◆ **Task description**
Make an exact copy of the records, with the images left out.

Dataset records on visual material:
◆ ◆ ◆ ◆

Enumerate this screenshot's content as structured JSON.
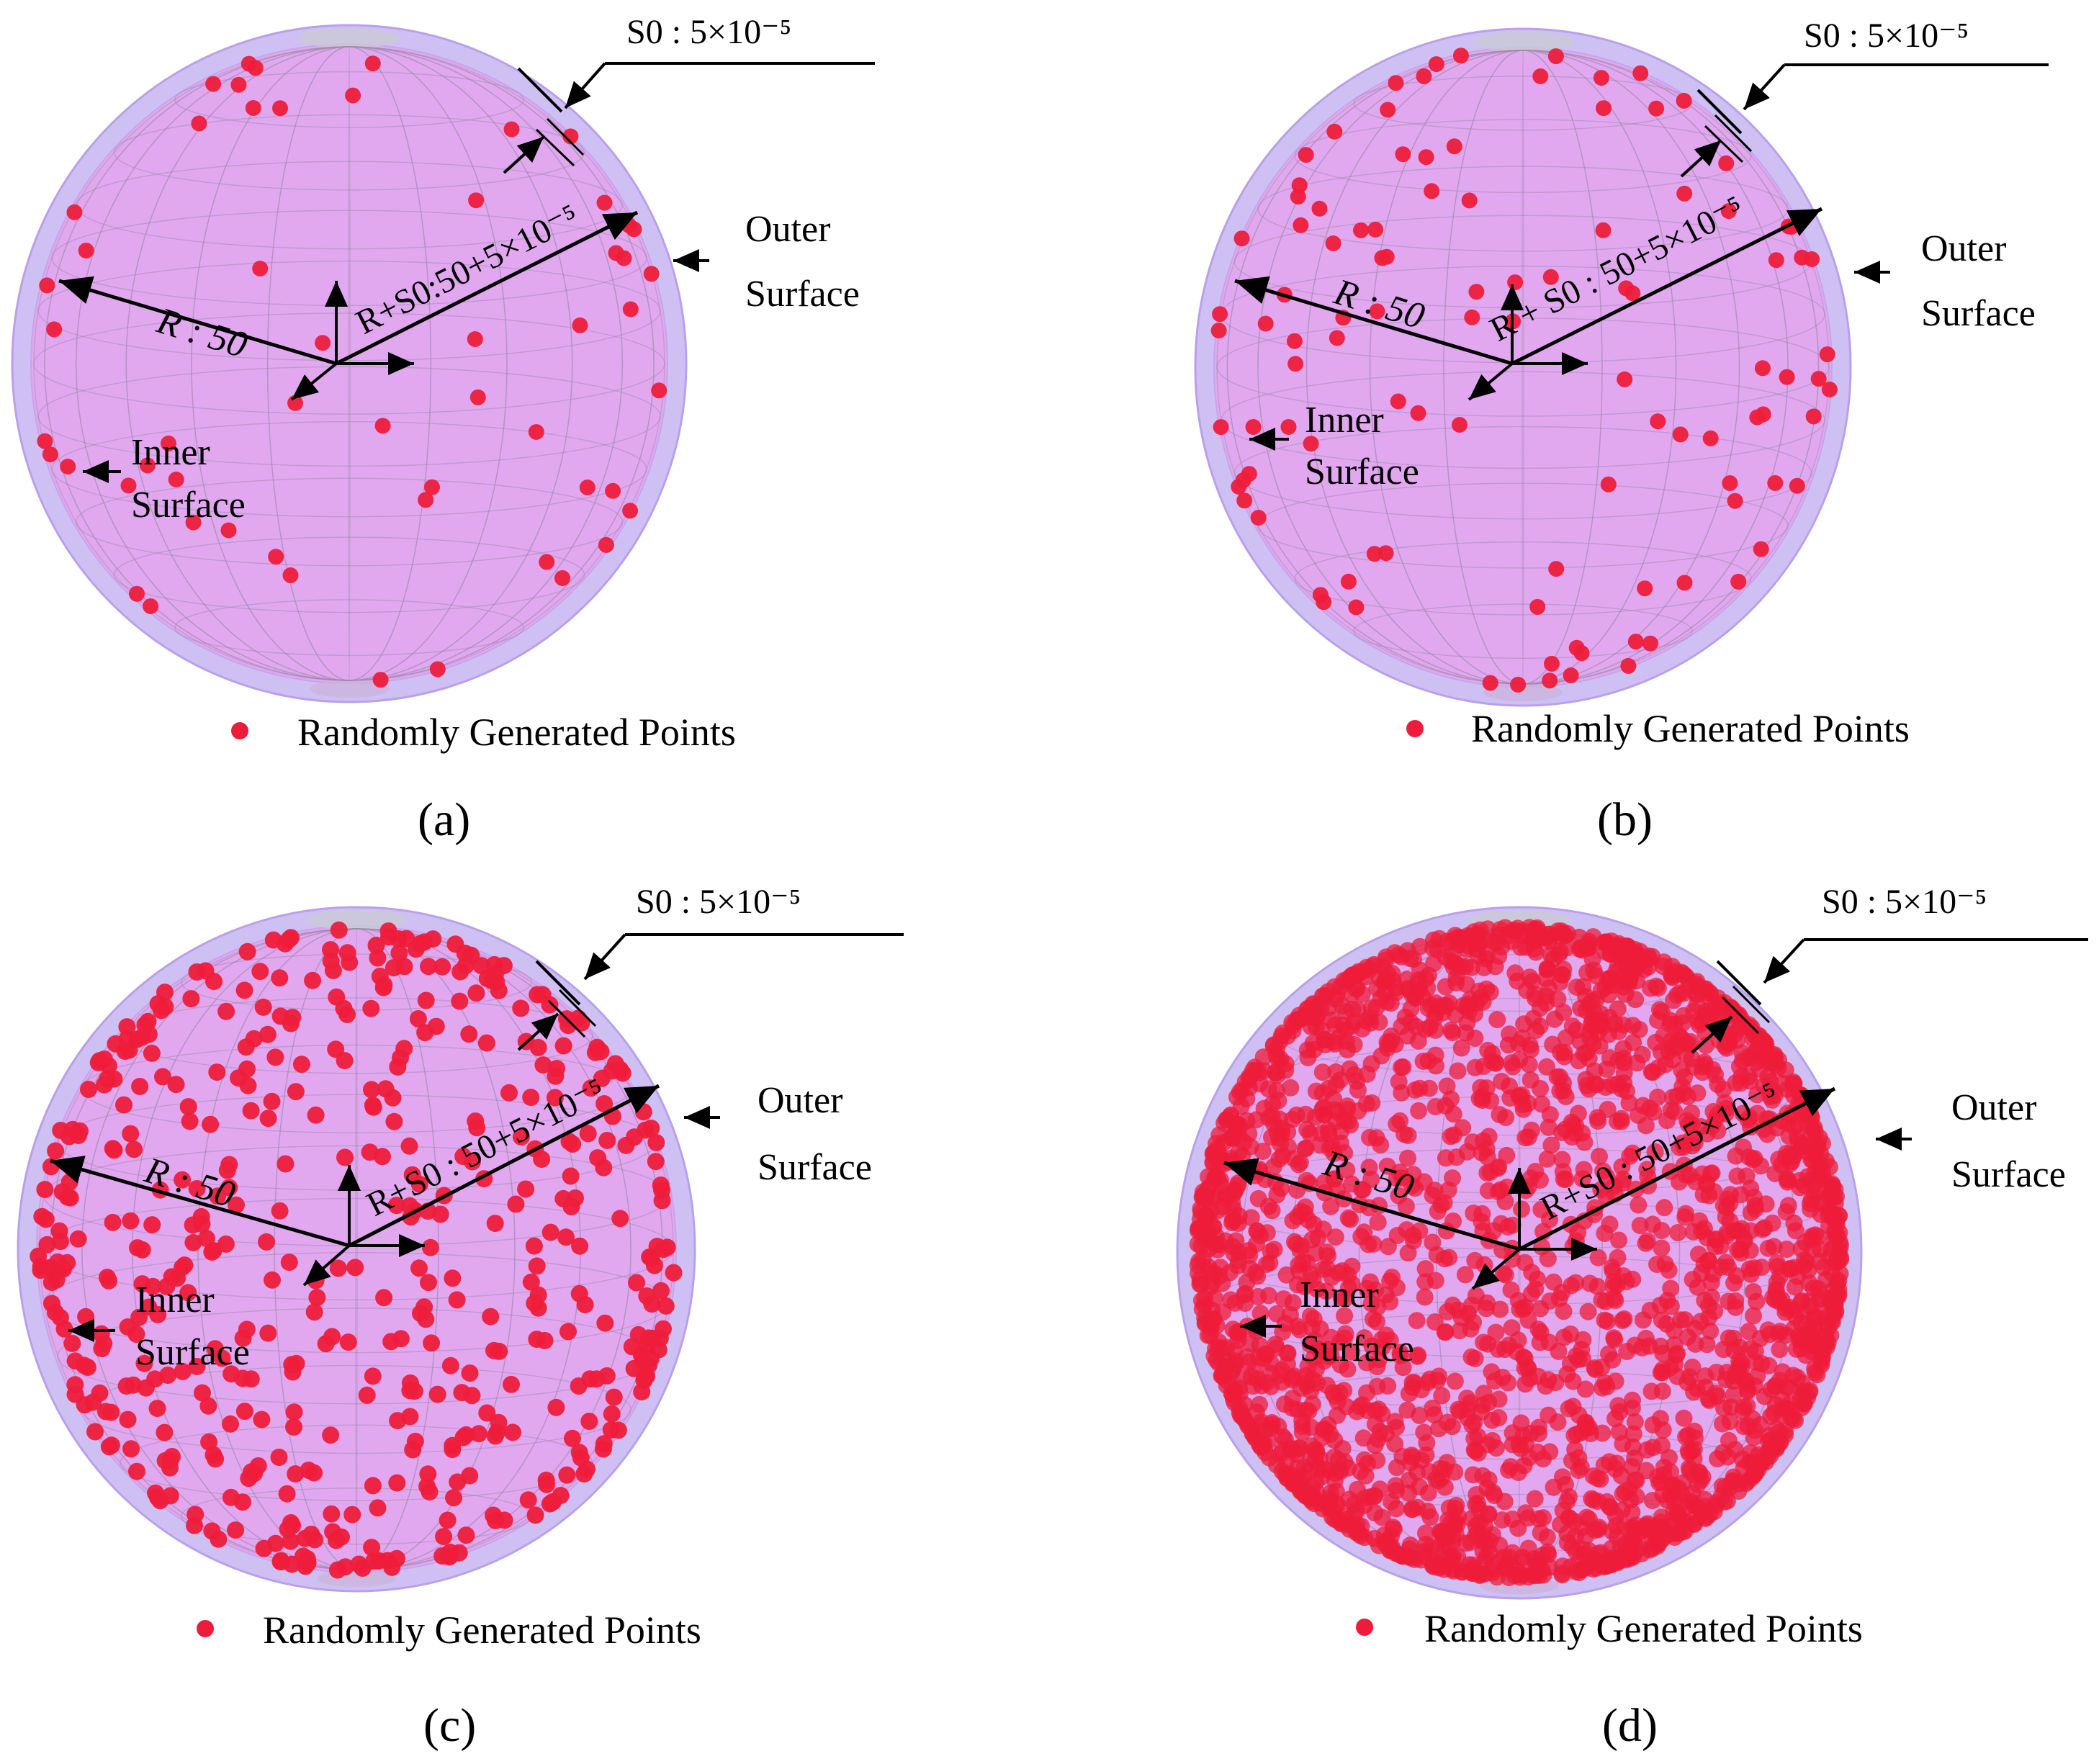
{
  "figure": {
    "panels": [
      {
        "id": "a",
        "caption": "(a)",
        "s0_label": "S0 : 5×10⁻⁵",
        "r_label": "R : 50",
        "rs0_label": "R+S0:50+5×10⁻⁵",
        "outer_label": [
          "Outer",
          "Surface"
        ],
        "inner_label": [
          "Inner",
          "Surface"
        ],
        "legend_label": "Randomly Generated Points",
        "point_count": 55
      },
      {
        "id": "b",
        "caption": "(b)",
        "s0_label": "S0 : 5×10⁻⁵",
        "r_label": "R : 50",
        "rs0_label": "R + S0 : 50+5×10⁻⁵",
        "outer_label": [
          "Outer",
          "Surface"
        ],
        "inner_label": [
          "Inner",
          "Surface"
        ],
        "legend_label": "Randomly Generated Points",
        "point_count": 105
      },
      {
        "id": "c",
        "caption": "(c)",
        "s0_label": "S0 : 5×10⁻⁵",
        "r_label": "R : 50",
        "rs0_label": "R+S0 : 50+5×10⁻⁵",
        "outer_label": [
          "Outer",
          "Surface"
        ],
        "inner_label": [
          "Inner",
          "Surface"
        ],
        "legend_label": "Randomly Generated Points",
        "point_count": 520
      },
      {
        "id": "d",
        "caption": "(d)",
        "s0_label": "S0 : 5×10⁻⁵",
        "r_label": "R : 50",
        "rs0_label": "R+S0 : 50+5×10⁻⁵",
        "outer_label": [
          "Outer",
          "Surface"
        ],
        "inner_label": [
          "Inner",
          "Surface"
        ],
        "legend_label": "Randomly Generated Points",
        "point_count": 2600
      }
    ],
    "colors": {
      "sphere_fill": "#e3a6ef",
      "sphere_edge": "#b9a0ea",
      "grid": "#9a8aa8",
      "point": "#ee1c3a",
      "text": "#000000"
    }
  }
}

◆ ◆ ◆ ◆

◆ **Written solution**
Enumerate this screenshot's content as structured JSON.
{
  "figure": {
    "panels": [
      {
        "id": "a",
        "caption": "(a)",
        "s0_label": "S0 : 5×10⁻⁵",
        "r_label": "R : 50",
        "rs0_label": "R+S0:50+5×10⁻⁵",
        "outer_label": [
          "Outer",
          "Surface"
        ],
        "inner_label": [
          "Inner",
          "Surface"
        ],
        "legend_label": "Randomly Generated Points",
        "point_count": 55
      },
      {
        "id": "b",
        "caption": "(b)",
        "s0_label": "S0 : 5×10⁻⁵",
        "r_label": "R : 50",
        "rs0_label": "R + S0 : 50+5×10⁻⁵",
        "outer_label": [
          "Outer",
          "Surface"
        ],
        "inner_label": [
          "Inner",
          "Surface"
        ],
        "legend_label": "Randomly Generated Points",
        "point_count": 105
      },
      {
        "id": "c",
        "caption": "(c)",
        "s0_label": "S0 : 5×10⁻⁵",
        "r_label": "R : 50",
        "rs0_label": "R+S0 : 50+5×10⁻⁵",
        "outer_label": [
          "Outer",
          "Surface"
        ],
        "inner_label": [
          "Inner",
          "Surface"
        ],
        "legend_label": "Randomly Generated Points",
        "point_count": 520
      },
      {
        "id": "d",
        "caption": "(d)",
        "s0_label": "S0 : 5×10⁻⁵",
        "r_label": "R : 50",
        "rs0_label": "R+S0 : 50+5×10⁻⁵",
        "outer_label": [
          "Outer",
          "Surface"
        ],
        "inner_label": [
          "Inner",
          "Surface"
        ],
        "legend_label": "Randomly Generated Points",
        "point_count": 2600
      }
    ],
    "colors": {
      "sphere_fill": "#e3a6ef",
      "sphere_edge": "#b9a0ea",
      "grid": "#9a8aa8",
      "point": "#ee1c3a",
      "text": "#000000"
    }
  }
}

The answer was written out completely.